### Data extract
§
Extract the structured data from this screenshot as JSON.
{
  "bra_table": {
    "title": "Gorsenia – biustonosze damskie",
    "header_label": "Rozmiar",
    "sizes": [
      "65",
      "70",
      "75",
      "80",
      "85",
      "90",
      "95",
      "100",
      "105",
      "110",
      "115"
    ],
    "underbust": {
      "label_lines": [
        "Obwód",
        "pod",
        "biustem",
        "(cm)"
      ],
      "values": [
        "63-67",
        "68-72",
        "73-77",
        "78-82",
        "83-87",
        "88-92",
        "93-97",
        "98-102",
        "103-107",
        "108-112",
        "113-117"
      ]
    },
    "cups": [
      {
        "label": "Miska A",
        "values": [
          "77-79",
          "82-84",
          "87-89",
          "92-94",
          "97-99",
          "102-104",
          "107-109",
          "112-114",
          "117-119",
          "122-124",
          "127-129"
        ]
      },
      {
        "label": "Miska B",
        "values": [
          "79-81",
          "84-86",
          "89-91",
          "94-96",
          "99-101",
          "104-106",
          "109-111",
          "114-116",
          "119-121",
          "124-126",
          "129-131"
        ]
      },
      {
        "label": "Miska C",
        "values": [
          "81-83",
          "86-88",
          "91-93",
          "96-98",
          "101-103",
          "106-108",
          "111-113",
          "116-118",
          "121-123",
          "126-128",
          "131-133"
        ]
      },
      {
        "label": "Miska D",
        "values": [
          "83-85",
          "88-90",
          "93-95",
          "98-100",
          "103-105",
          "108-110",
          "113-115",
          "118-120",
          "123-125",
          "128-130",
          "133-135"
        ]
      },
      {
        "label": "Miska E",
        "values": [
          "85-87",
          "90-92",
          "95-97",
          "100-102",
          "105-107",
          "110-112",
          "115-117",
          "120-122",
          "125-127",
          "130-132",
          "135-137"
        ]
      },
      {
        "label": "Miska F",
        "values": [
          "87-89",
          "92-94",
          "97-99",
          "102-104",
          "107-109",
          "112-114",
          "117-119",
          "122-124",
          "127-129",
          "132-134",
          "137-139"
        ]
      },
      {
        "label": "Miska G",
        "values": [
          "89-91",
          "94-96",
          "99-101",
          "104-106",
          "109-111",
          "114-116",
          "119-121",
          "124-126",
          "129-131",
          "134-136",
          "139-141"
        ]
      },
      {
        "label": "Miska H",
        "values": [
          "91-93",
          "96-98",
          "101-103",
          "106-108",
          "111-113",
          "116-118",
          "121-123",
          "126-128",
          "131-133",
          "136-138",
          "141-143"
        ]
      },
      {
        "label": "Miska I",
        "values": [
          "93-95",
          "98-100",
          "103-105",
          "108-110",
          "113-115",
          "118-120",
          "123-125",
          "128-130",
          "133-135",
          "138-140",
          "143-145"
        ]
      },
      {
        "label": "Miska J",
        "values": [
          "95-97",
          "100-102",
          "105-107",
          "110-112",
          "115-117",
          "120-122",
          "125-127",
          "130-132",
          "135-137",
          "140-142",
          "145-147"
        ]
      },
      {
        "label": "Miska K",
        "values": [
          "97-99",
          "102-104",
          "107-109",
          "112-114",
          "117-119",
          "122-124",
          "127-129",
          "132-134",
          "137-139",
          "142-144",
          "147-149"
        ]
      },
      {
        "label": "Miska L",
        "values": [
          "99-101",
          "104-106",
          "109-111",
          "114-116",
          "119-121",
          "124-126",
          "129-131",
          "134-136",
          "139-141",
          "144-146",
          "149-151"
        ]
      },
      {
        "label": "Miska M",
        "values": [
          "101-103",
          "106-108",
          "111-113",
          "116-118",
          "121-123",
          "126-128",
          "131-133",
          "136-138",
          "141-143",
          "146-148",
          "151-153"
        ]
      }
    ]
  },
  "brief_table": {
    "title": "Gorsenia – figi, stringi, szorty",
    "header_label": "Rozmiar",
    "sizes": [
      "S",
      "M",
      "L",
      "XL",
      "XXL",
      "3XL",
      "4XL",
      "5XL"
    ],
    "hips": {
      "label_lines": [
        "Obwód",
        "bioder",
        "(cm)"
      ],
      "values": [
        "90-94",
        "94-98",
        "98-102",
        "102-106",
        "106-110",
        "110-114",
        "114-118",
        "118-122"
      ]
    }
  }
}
§
### Exercise
Print the listing above in its entirety, with every line exact.

### Exercise result
Extract the structured data from this screenshot as JSON.
{
  "bra_table": {
    "title": "Gorsenia – biustonosze damskie",
    "header_label": "Rozmiar",
    "sizes": [
      "65",
      "70",
      "75",
      "80",
      "85",
      "90",
      "95",
      "100",
      "105",
      "110",
      "115"
    ],
    "underbust": {
      "label_lines": [
        "Obwód",
        "pod",
        "biustem",
        "(cm)"
      ],
      "values": [
        "63-67",
        "68-72",
        "73-77",
        "78-82",
        "83-87",
        "88-92",
        "93-97",
        "98-102",
        "103-107",
        "108-112",
        "113-117"
      ]
    },
    "cups": [
      {
        "label": "Miska A",
        "values": [
          "77-79",
          "82-84",
          "87-89",
          "92-94",
          "97-99",
          "102-104",
          "107-109",
          "112-114",
          "117-119",
          "122-124",
          "127-129"
        ]
      },
      {
        "label": "Miska B",
        "values": [
          "79-81",
          "84-86",
          "89-91",
          "94-96",
          "99-101",
          "104-106",
          "109-111",
          "114-116",
          "119-121",
          "124-126",
          "129-131"
        ]
      },
      {
        "label": "Miska C",
        "values": [
          "81-83",
          "86-88",
          "91-93",
          "96-98",
          "101-103",
          "106-108",
          "111-113",
          "116-118",
          "121-123",
          "126-128",
          "131-133"
        ]
      },
      {
        "label": "Miska D",
        "values": [
          "83-85",
          "88-90",
          "93-95",
          "98-100",
          "103-105",
          "108-110",
          "113-115",
          "118-120",
          "123-125",
          "128-130",
          "133-135"
        ]
      },
      {
        "label": "Miska E",
        "values": [
          "85-87",
          "90-92",
          "95-97",
          "100-102",
          "105-107",
          "110-112",
          "115-117",
          "120-122",
          "125-127",
          "130-132",
          "135-137"
        ]
      },
      {
        "label": "Miska F",
        "values": [
          "87-89",
          "92-94",
          "97-99",
          "102-104",
          "107-109",
          "112-114",
          "117-119",
          "122-124",
          "127-129",
          "132-134",
          "137-139"
        ]
      },
      {
        "label": "Miska G",
        "values": [
          "89-91",
          "94-96",
          "99-101",
          "104-106",
          "109-111",
          "114-116",
          "119-121",
          "124-126",
          "129-131",
          "134-136",
          "139-141"
        ]
      },
      {
        "label": "Miska H",
        "values": [
          "91-93",
          "96-98",
          "101-103",
          "106-108",
          "111-113",
          "116-118",
          "121-123",
          "126-128",
          "131-133",
          "136-138",
          "141-143"
        ]
      },
      {
        "label": "Miska I",
        "values": [
          "93-95",
          "98-100",
          "103-105",
          "108-110",
          "113-115",
          "118-120",
          "123-125",
          "128-130",
          "133-135",
          "138-140",
          "143-145"
        ]
      },
      {
        "label": "Miska J",
        "values": [
          "95-97",
          "100-102",
          "105-107",
          "110-112",
          "115-117",
          "120-122",
          "125-127",
          "130-132",
          "135-137",
          "140-142",
          "145-147"
        ]
      },
      {
        "label": "Miska K",
        "values": [
          "97-99",
          "102-104",
          "107-109",
          "112-114",
          "117-119",
          "122-124",
          "127-129",
          "132-134",
          "137-139",
          "142-144",
          "147-149"
        ]
      },
      {
        "label": "Miska L",
        "values": [
          "99-101",
          "104-106",
          "109-111",
          "114-116",
          "119-121",
          "124-126",
          "129-131",
          "134-136",
          "139-141",
          "144-146",
          "149-151"
        ]
      },
      {
        "label": "Miska M",
        "values": [
          "101-103",
          "106-108",
          "111-113",
          "116-118",
          "121-123",
          "126-128",
          "131-133",
          "136-138",
          "141-143",
          "146-148",
          "151-153"
        ]
      }
    ]
  },
  "brief_table": {
    "title": "Gorsenia – figi, stringi, szorty",
    "header_label": "Rozmiar",
    "sizes": [
      "S",
      "M",
      "L",
      "XL",
      "XXL",
      "3XL",
      "4XL",
      "5XL"
    ],
    "hips": {
      "label_lines": [
        "Obwód",
        "bioder",
        "(cm)"
      ],
      "values": [
        "90-94",
        "94-98",
        "98-102",
        "102-106",
        "106-110",
        "110-114",
        "114-118",
        "118-122"
      ]
    }
  }
}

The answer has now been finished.